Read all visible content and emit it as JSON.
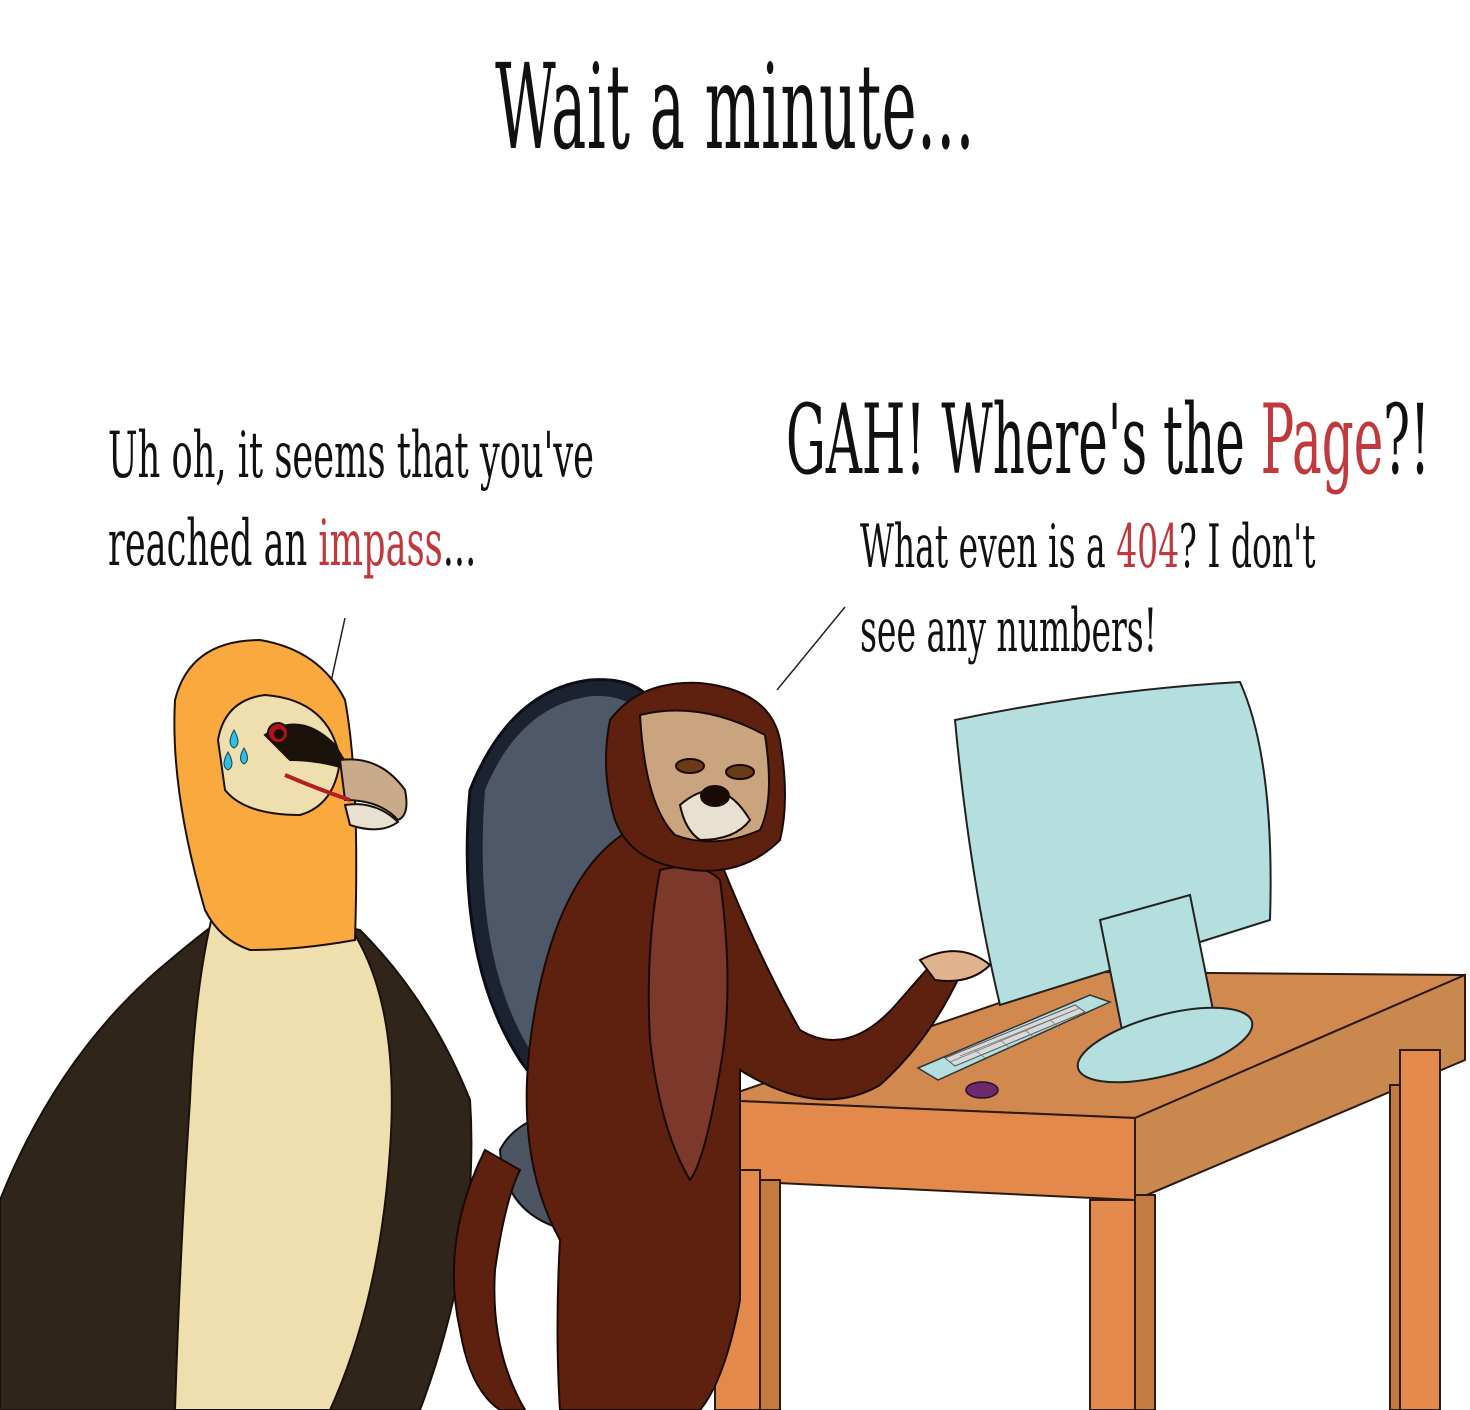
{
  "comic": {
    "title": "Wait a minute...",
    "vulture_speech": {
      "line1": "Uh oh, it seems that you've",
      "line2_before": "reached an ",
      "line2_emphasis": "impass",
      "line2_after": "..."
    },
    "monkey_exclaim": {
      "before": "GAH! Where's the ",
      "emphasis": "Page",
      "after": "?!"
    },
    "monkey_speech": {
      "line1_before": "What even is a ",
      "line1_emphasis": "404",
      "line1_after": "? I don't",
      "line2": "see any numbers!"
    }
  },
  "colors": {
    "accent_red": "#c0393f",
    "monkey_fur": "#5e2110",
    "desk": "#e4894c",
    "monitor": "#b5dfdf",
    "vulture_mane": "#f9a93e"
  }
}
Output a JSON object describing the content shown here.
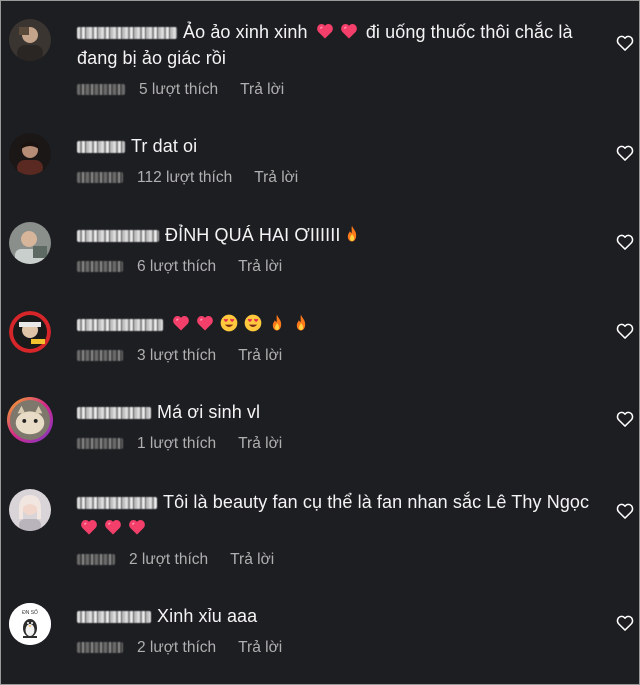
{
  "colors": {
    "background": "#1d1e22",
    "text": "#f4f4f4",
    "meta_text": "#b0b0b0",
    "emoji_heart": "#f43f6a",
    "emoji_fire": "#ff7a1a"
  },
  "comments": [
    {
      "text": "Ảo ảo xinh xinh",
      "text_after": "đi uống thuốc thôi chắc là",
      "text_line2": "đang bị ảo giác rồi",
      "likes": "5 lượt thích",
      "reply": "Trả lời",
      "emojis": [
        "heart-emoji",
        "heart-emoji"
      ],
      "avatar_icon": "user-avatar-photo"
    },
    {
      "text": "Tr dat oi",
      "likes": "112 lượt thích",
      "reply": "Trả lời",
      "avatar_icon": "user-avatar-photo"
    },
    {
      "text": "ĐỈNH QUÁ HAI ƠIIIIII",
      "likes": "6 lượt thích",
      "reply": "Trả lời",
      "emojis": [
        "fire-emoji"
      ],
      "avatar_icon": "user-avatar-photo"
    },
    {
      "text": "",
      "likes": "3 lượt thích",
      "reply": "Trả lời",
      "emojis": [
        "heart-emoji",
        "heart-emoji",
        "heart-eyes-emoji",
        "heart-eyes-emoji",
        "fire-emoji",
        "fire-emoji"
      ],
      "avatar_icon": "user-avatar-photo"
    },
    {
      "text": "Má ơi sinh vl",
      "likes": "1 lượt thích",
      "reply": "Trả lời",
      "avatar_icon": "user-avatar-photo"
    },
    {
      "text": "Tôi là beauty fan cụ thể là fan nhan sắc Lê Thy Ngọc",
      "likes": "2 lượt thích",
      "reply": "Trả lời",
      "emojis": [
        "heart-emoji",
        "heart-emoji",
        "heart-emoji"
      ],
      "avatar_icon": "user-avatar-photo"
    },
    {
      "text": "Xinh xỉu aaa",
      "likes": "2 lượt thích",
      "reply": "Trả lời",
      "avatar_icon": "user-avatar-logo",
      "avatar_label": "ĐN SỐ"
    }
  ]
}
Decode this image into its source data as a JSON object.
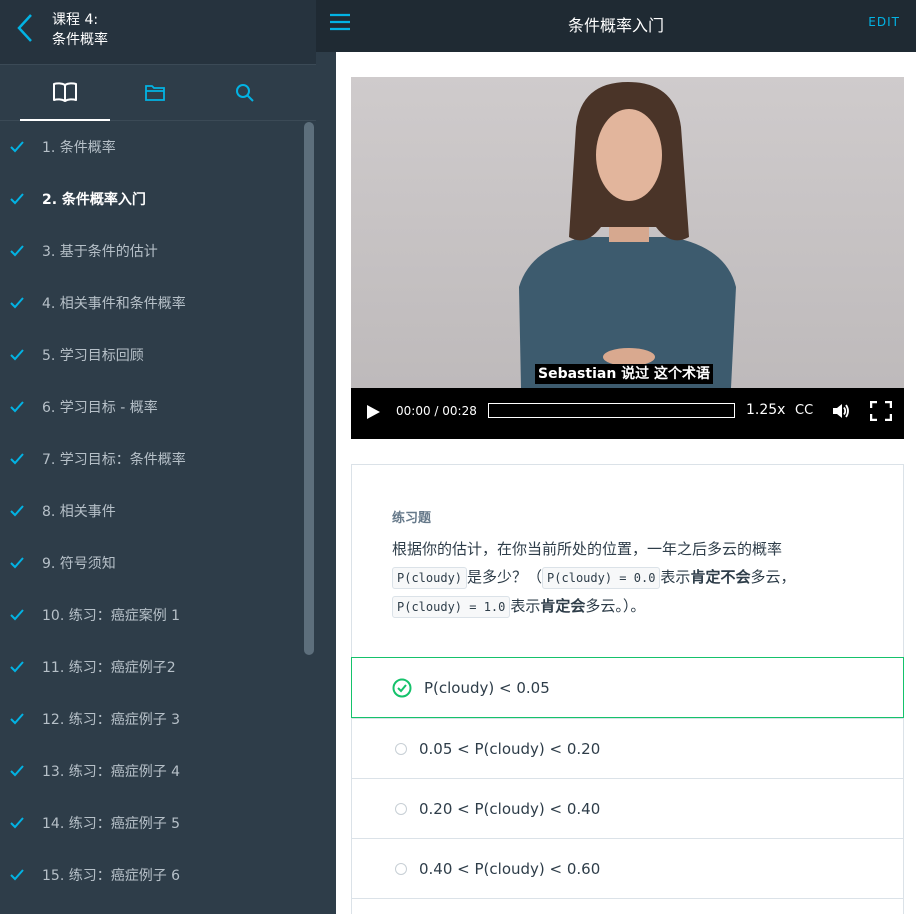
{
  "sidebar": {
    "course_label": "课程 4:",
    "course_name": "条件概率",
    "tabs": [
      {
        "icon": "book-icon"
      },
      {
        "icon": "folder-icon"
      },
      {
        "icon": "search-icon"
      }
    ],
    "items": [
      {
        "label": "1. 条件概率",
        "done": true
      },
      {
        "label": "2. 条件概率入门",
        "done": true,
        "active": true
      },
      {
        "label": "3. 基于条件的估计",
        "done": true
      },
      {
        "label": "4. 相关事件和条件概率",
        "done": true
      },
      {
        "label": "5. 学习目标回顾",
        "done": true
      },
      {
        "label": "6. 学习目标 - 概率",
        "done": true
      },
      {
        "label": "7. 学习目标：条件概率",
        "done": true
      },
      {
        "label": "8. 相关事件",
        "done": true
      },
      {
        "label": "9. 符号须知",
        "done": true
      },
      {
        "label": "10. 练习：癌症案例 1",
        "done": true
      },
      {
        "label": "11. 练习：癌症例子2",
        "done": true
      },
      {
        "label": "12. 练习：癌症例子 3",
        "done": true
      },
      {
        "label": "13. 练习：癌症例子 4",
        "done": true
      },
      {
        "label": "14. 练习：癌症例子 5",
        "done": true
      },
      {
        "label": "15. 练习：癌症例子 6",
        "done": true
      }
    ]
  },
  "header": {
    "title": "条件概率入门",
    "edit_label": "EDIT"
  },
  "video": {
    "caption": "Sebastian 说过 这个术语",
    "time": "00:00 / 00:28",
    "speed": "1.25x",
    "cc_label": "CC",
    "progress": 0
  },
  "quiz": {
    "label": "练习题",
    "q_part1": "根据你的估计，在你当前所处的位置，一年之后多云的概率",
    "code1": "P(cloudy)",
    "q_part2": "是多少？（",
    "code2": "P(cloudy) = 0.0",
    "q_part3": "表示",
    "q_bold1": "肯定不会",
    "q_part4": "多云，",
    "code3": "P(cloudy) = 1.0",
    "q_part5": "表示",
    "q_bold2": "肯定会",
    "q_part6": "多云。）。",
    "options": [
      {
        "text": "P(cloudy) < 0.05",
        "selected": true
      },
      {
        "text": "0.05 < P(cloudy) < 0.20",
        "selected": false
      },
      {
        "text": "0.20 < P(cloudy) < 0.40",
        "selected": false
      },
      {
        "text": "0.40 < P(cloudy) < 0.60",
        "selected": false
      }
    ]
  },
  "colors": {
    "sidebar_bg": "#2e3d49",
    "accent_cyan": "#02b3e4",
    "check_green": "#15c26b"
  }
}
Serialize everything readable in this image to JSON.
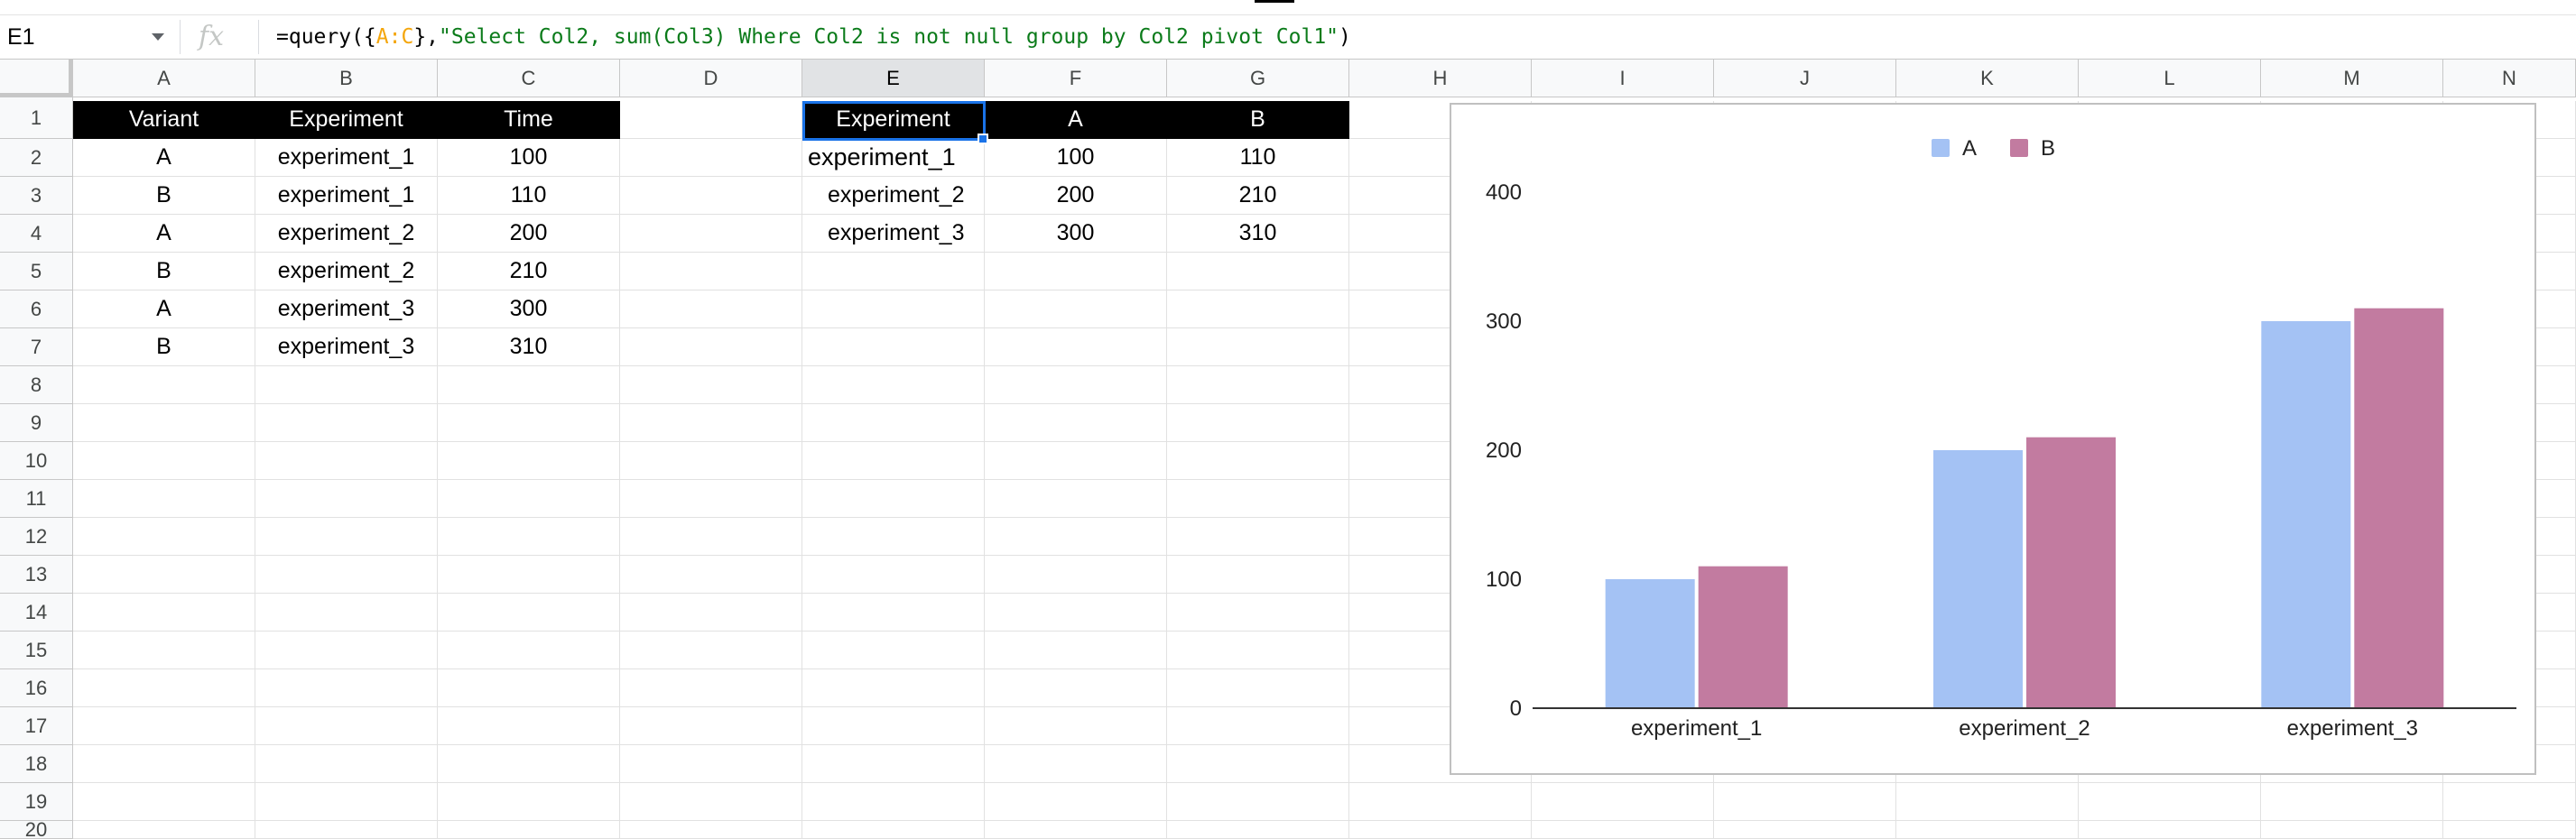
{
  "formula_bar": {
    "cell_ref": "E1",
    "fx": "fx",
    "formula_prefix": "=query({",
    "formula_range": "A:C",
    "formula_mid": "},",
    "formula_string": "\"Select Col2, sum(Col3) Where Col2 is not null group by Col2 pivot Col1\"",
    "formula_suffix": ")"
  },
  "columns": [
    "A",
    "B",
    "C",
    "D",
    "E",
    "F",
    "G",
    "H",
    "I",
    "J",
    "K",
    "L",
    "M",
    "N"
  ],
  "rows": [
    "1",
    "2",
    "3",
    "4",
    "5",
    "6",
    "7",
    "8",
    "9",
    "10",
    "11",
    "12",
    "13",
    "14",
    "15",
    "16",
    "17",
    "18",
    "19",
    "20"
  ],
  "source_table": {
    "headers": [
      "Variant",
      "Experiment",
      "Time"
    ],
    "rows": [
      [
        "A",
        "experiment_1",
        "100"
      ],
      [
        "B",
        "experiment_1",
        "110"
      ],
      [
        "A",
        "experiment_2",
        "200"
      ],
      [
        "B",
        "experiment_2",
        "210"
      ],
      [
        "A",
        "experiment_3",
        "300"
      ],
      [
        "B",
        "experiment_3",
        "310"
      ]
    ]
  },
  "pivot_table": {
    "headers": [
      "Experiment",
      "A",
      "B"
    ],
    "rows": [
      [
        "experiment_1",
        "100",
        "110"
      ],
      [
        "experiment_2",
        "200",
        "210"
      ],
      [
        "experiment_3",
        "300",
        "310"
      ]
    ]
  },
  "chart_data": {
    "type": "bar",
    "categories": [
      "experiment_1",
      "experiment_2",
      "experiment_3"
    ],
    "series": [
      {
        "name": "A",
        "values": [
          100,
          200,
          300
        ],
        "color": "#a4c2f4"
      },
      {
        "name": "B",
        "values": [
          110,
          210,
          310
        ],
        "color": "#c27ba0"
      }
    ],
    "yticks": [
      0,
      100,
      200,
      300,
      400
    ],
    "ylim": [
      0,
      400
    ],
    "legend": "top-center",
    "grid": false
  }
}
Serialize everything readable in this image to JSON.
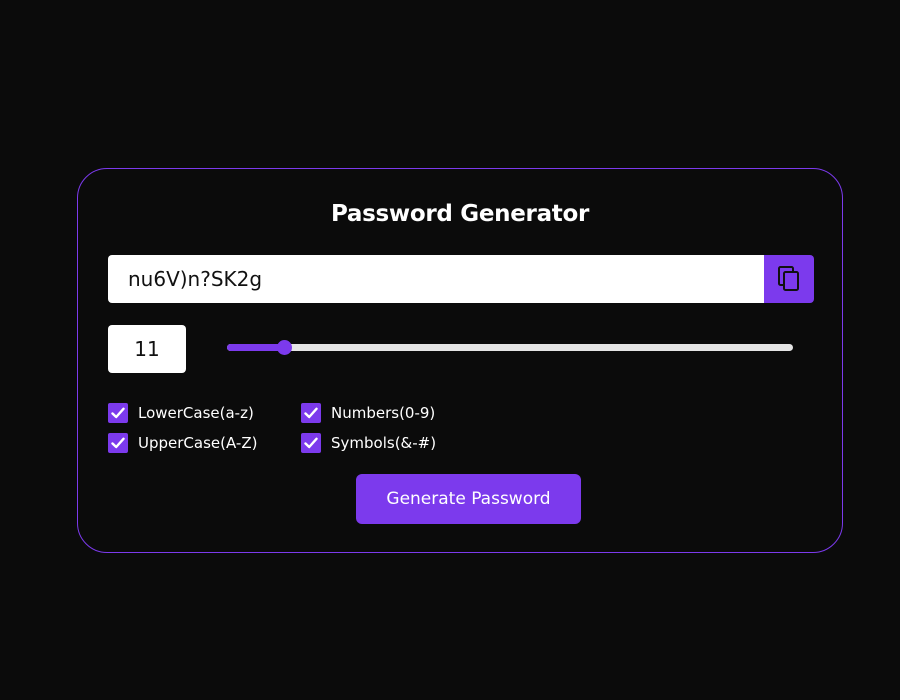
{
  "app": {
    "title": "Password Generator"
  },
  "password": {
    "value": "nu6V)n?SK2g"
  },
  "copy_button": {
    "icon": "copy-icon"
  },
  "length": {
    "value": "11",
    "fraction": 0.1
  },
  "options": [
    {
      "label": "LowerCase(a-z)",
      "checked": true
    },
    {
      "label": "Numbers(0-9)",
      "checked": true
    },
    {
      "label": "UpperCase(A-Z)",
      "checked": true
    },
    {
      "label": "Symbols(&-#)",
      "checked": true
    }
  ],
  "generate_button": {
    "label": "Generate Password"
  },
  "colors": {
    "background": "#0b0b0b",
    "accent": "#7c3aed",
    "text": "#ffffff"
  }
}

→ **WHAT NEEDS TO BE DONE**:
Write only the number of lines that include "lượt".

→ **RESPONSE TO THIS EXERCISE**:
7